Supplied passage =>
Quad Rock 50 Course Guide

The Quad Rock 50 is a big, climbing-heavy Front Range ultra out of Lory State Park and Horsetooth Mountain Park near Fort Collins, and it earns the name: roughly 11,000 feet of gain over 50 miles, with the second loop run in reverse so your quads get worked from both directions. There is a 25 mile too, which is one loop and still no joke. I will walk you through the course first, then give you a pacing and fueling plan that fits the vert and the altitude. Free calculators along the way let you dial in your own numbers.

⏵ At a glance

Quad Rock 50 quick facts

Date
Saturday, May 9, 2026 (typically the second Saturday of May)
Location
Lory State Park & Horsetooth Mountain Park, Fort Collins / Bellvue, Colorado
Distances
50 mile and 25 mile
Elevation gain
50 mile: about 11,000 ft · 25 mile: about 5,500 ft
Start
50 mile: 5:30 AM · 25 mile: 7:00 AM
Cutoff
50 mile: 14 hr overall, with intermittent cutoffs · 25 mile: 12 hr 30 min
Aid / surface
Twelve aid stations, roughly 2 to 5 mi apart · about 85% singletrack, 15% dirt road
Qualifier
No Western States, Hardrock, or UTMB qualifier status listed by the race

These facts come from the official race site and public race calendars. Check the current date, cutoffs, and aid stations in the race-day details before you commit. Race logistics change year to year.

Given problem 1 =>
Give the part of the Quad Rock 50 guide between "The Quad Rock" and "your own numbers.", inclusive, substituting "legs" for "quads".
The guide and the collection entries are unrelated to each other.

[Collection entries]

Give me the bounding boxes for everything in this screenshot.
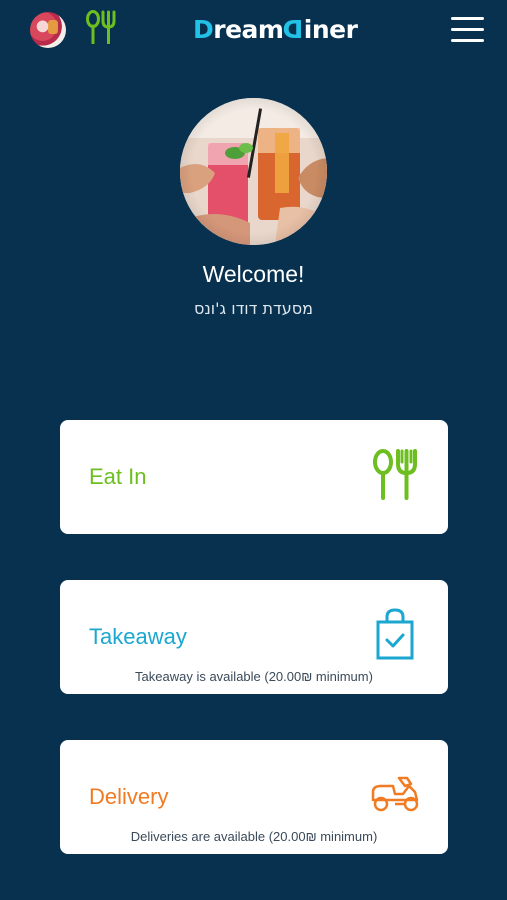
brand-letter-d-mirrored: D (283, 15, 304, 44)
shopping-bag-check-icon (376, 608, 414, 660)
drinks-photo (180, 98, 327, 245)
restaurant-photo (180, 98, 327, 245)
eat-in-button[interactable]: Eat In (60, 420, 448, 534)
hamburger-menu-icon[interactable] (451, 17, 484, 43)
top-bar: DreamDiner (0, 0, 507, 62)
brand-text-ream: ream (213, 15, 284, 44)
delivery-availability: Deliveries are available (20.00₪ minimum… (130, 829, 378, 844)
scooter-icon (371, 776, 419, 812)
menu-line (451, 28, 484, 31)
restaurant-avatar[interactable] (30, 12, 66, 48)
eat-in-label: Eat In (89, 464, 147, 489)
menu-line (451, 17, 484, 20)
brand-letter-d: D (193, 15, 214, 44)
restaurant-name: מסעדת דודו ג'ונס (193, 299, 313, 318)
welcome-title: Welcome! (202, 261, 305, 287)
avatar-image-detail (48, 20, 58, 34)
menu-line (451, 39, 484, 42)
takeaway-button[interactable]: Takeaway Takeaway is available (20.00₪ m… (60, 580, 448, 694)
brand-logo: DreamDiner (193, 13, 358, 47)
takeaway-label: Takeaway (89, 624, 187, 649)
delivery-button[interactable]: Delivery Deliveries are available (20.00… (60, 740, 448, 854)
utensils-icon (86, 10, 116, 44)
utensils-icon (373, 449, 417, 500)
delivery-label: Delivery (89, 784, 169, 809)
app-screen: DreamDiner Welcome! מסעדת דודו ג'ונס Eat… (0, 0, 507, 900)
takeaway-availability: Takeaway is available (20.00₪ minimum) (135, 669, 373, 684)
brand-text-iner: iner (303, 15, 358, 44)
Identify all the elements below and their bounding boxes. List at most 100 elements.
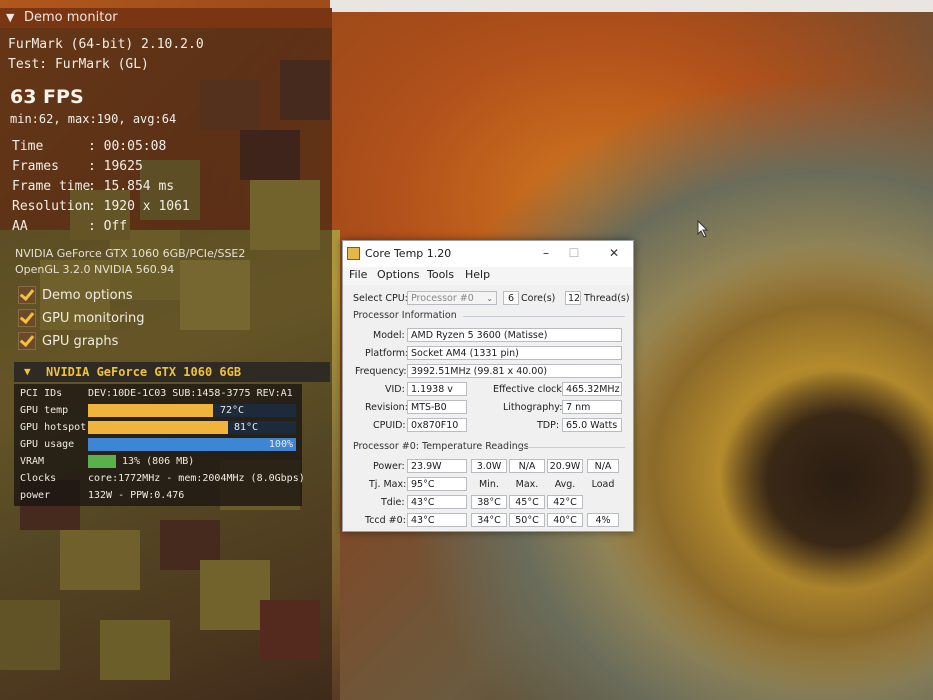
col-header-max: Max. — [515, 479, 539, 490]
tdie-min: 38°C — [471, 495, 507, 509]
pci-ids-value: DEV:10DE-1C03 SUB:1458-3775 REV:A1 — [88, 388, 293, 399]
cores-count: 6 — [503, 291, 519, 305]
coretemp-titlebar[interactable]: Core Temp 1.20 – ☐ ✕ — [343, 241, 633, 267]
tdp-value: 65.0 Watts — [562, 418, 622, 432]
vram-bar-fill — [88, 455, 116, 468]
cpu-select-dropdown[interactable]: Processor #0 ⌄ — [407, 291, 497, 305]
tdp-label: TDP: — [537, 420, 560, 431]
select-cpu-label: Select CPU: — [353, 293, 408, 304]
effective-clock-label: Effective clock: — [493, 384, 566, 395]
model-label: Model: — [373, 330, 405, 341]
power-key: power — [20, 490, 51, 501]
option-label: GPU graphs — [42, 333, 119, 349]
coretemp-title: Core Temp 1.20 — [365, 247, 452, 260]
revision-value: MTS-B0 — [407, 400, 467, 414]
stat-time-value: : 00:05:08 — [88, 139, 167, 154]
stat-aa-value: : Off — [88, 219, 128, 234]
checkbox-checked-icon[interactable] — [18, 286, 36, 304]
vram-value: 13% (806 MB) — [122, 456, 195, 467]
gpu-hotspot-bar-fill — [88, 421, 228, 434]
menu-file[interactable]: File — [349, 268, 367, 281]
option-label: Demo options — [42, 287, 133, 303]
gpu-hotspot-bar: 81°C — [88, 421, 296, 434]
screen-top-edge — [330, 0, 933, 12]
checkbox-checked-icon[interactable] — [18, 332, 36, 350]
tdie-current: 43°C — [407, 495, 467, 509]
gpu-usage-bar-fill — [88, 438, 296, 451]
frequency-label: Frequency: — [355, 366, 407, 377]
gpu-section-header[interactable]: ▼ NVIDIA GeForce GTX 1060 6GB — [14, 362, 330, 382]
clocks-key: Clocks — [20, 473, 57, 484]
close-icon[interactable]: ✕ — [605, 245, 623, 261]
stat-aa-key: AA — [12, 219, 28, 234]
threads-count: 12 — [565, 291, 581, 305]
menu-help[interactable]: Help — [465, 268, 490, 281]
demo-monitor-title: Demo monitor — [24, 10, 118, 25]
platform-label: Platform: — [365, 348, 409, 359]
power-misc: 20.9W — [547, 459, 583, 473]
gpu-temp-value: 72°C — [220, 405, 245, 416]
stat-frametime-value: : 15.854 ms — [88, 179, 175, 194]
col-header-min: Min. — [479, 479, 499, 490]
tdie-avg: 42°C — [547, 495, 583, 509]
col-header-load: Load — [591, 479, 615, 490]
vram-key: VRAM — [20, 456, 45, 467]
fps-value: 63 FPS — [10, 86, 84, 108]
clocks-value: core:1772MHz - mem:2004MHz (8.0Gbps) — [88, 473, 305, 484]
power-value: 132W - PPW:0.476 — [88, 490, 185, 501]
vid-value: 1.1938 v — [407, 382, 467, 396]
stat-frames-value: : 19625 — [88, 159, 143, 174]
checkbox-checked-icon[interactable] — [18, 309, 36, 327]
tccd-min: 34°C — [471, 513, 507, 527]
stat-frametime-key: Frame time — [12, 179, 91, 194]
power-uncore: N/A — [509, 459, 545, 473]
mouse-cursor-icon — [697, 220, 709, 238]
stat-time-key: Time — [12, 139, 44, 154]
stat-frames-key: Frames — [12, 159, 59, 174]
gpu-temp-bar-fill — [88, 404, 213, 417]
gpu-section-title: NVIDIA GeForce GTX 1060 6GB — [46, 365, 242, 379]
minimize-icon[interactable]: – — [537, 245, 555, 261]
menu-options[interactable]: Options — [377, 268, 419, 281]
option-gpu-graphs[interactable]: GPU graphs — [18, 331, 118, 351]
cpuid-label: CPUID: — [373, 420, 406, 431]
cpu-select-value: Processor #0 — [411, 293, 474, 304]
gpu-renderer: NVIDIA GeForce GTX 1060 6GB/PCIe/SSE2 — [15, 247, 246, 260]
collapse-triangle-icon[interactable]: ▼ — [6, 8, 14, 28]
col-header-avg: Avg. — [554, 479, 576, 490]
pci-ids-key: PCI IDs — [20, 388, 63, 399]
fps-stats: min:62, max:190, avg:64 — [10, 112, 177, 126]
threads-label: Thread(s) — [584, 293, 630, 304]
app-version: FurMark (64-bit) 2.10.2.0 — [8, 37, 204, 52]
gpu-temp-key: GPU temp — [20, 405, 69, 416]
opengl-version: OpenGL 3.2.0 NVIDIA 560.94 — [15, 263, 175, 276]
power-cores: 3.0W — [471, 459, 507, 473]
divider — [519, 447, 625, 448]
cpuid-value: 0x870F10 — [407, 418, 467, 432]
tjmax-label: Tj. Max: — [369, 479, 407, 490]
tdie-label: Tdie: — [381, 497, 405, 508]
tccd-load: 4% — [587, 513, 619, 527]
menu-tools[interactable]: Tools — [427, 268, 454, 281]
divider — [463, 316, 625, 317]
effective-clock-value: 465.32MHz — [562, 382, 622, 396]
gpu-hotspot-key: GPU hotspot — [20, 422, 87, 433]
maximize-icon[interactable]: ☐ — [565, 245, 583, 261]
processor-info-title: Processor Information — [353, 310, 457, 321]
option-label: GPU monitoring — [42, 310, 145, 326]
frequency-value: 3992.51MHz (99.81 x 40.00) — [407, 364, 622, 378]
gpu-monitoring-panel: PCI IDs DEV:10DE-1C03 SUB:1458-3775 REV:… — [14, 384, 305, 506]
coretemp-menubar: File Options Tools Help — [343, 267, 633, 285]
gpu-usage-bar: 100% — [88, 438, 296, 451]
tccd-current: 43°C — [407, 513, 467, 527]
tccd-avg: 40°C — [547, 513, 583, 527]
collapse-triangle-icon[interactable]: ▼ — [24, 362, 31, 382]
gpu-temp-bar: 72°C — [88, 404, 296, 417]
coretemp-app-icon — [347, 247, 360, 260]
option-demo-options[interactable]: Demo options — [18, 285, 133, 305]
demo-monitor-header[interactable]: ▼ Demo monitor — [0, 8, 332, 28]
tjmax-value: 95°C — [407, 477, 467, 491]
option-gpu-monitoring[interactable]: GPU monitoring — [18, 308, 145, 328]
chevron-down-icon: ⌄ — [486, 294, 493, 303]
lithography-label: Lithography: — [503, 402, 563, 413]
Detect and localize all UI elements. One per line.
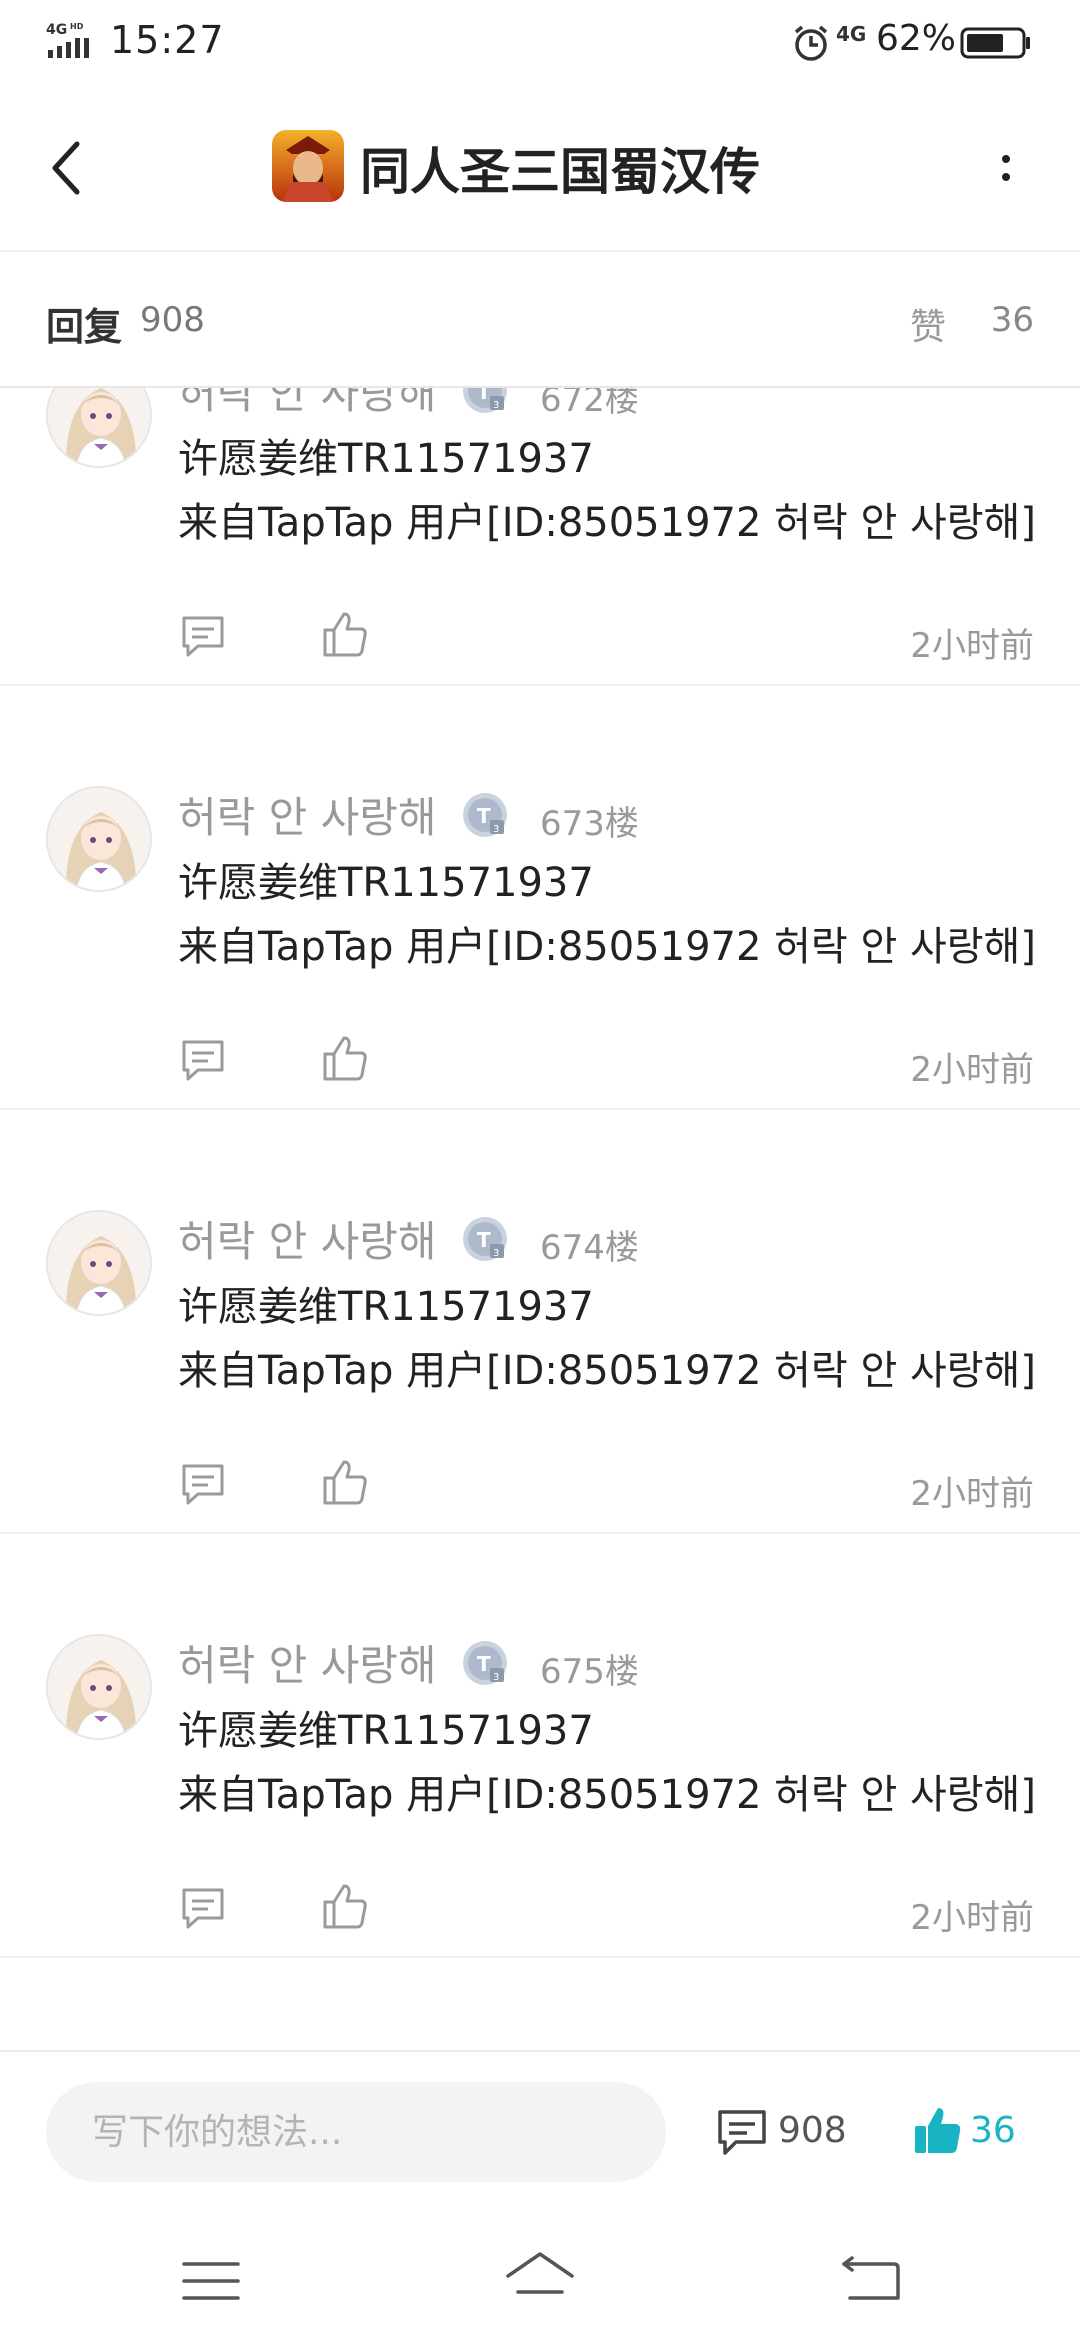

Given problem 2 =>
Render the collection entries between the lines holding "brand-letter-d-mirrored: D (283, 15, 304, 44)" and "brand-text-iner: iner (303, 15, 358, 44)", inclusive, as a Markdown table with the columns Row and Line. Put the row number in Row and that line in Line, and leave out blank lines.

Task answer 1 =>
The Quad Rock 50 is a big, climbing-heavy Front Range ultra out of Lory State Park and Horsetooth Mountain Park near Fort Collins, and it earns the name: roughly 11,000 feet of gain over 50 miles, with the second loop run in reverse so your legs get worked from both directions. There is a 25 mile too, which is one loop and still no joke. I will walk you through the course first, then give you a pacing and fueling plan that fits the vert and the altitude. Free calculators along the way let you dial in your own numbers.

Task answer 2 =>
| Row | Line |
|---|---|
| 1 | brand-letter-d-mirrored: D (283, 15, 304, 44) |
| 2 | shopping-bag-check-icon (376, 608, 414, 660) |
| 3 | drinks-photo (180, 98, 327, 245) |
| 4 | restaurant-photo (180, 98, 327, 245) |
| 5 | eat-in-button[interactable]: Eat In (60, 420, 448, 534) |
| 6 | hamburger-menu-icon[interactable] (451, 17, 484, 43) |
| 7 | top-bar: DreamDiner (0, 0, 507, 62) |
| 8 | brand-text-ream: ream (213, 15, 284, 44) |
| 9 | delivery-availability: Deliveries are available (20.00₪ minimum… (130, 829, 378, 844) |
| 10 | scooter-icon (371, 776, 419, 812) |
| 11 | menu-line (451, 28, 484, 31) |
| 12 | restaurant-avatar[interactable] (30, 12, 66, 48) |
| 13 | eat-in-label: Eat In (89, 464, 147, 489) |
| 14 | menu-line (451, 17, 484, 20) |
| 15 | brand-letter-d: D (193, 15, 214, 44) |
| 16 | restaurant-name: מסעדת דודו ג'ונס (193, 299, 313, 318) |
| 17 | welcome-title: Welcome! (202, 261, 305, 287) |
| 18 | avatar-image-detail (48, 20, 58, 34) |
| 19 | menu-line (451, 39, 484, 42) |
| 20 | takeaway-button[interactable]: Takeaway Takeaway is available (20.00₪ m… (60, 580, 448, 694) |
| 21 | brand-logo: DreamDiner (193, 13, 358, 47) |
| 22 | takeaway-label: Takeaway (89, 624, 187, 649) |
| 23 | delivery-button[interactable]: Delivery Deliveries are available (20.00… (60, 740, 448, 854) |
| 24 | utensils-icon (86, 10, 116, 44) |
| 25 | utensils-icon (373, 449, 417, 500) |
| 26 | delivery-label: Delivery (89, 784, 169, 809) |
| 27 | app-screen: DreamDiner Welcome! מסעדת דודו ג'ונס Eat… (0, 0, 507, 900) |
| 28 | takeaway-availability: Takeaway is available (20.00₪ minimum) (135, 669, 373, 684) |
| 29 | brand-text-iner: iner (303, 15, 358, 44) |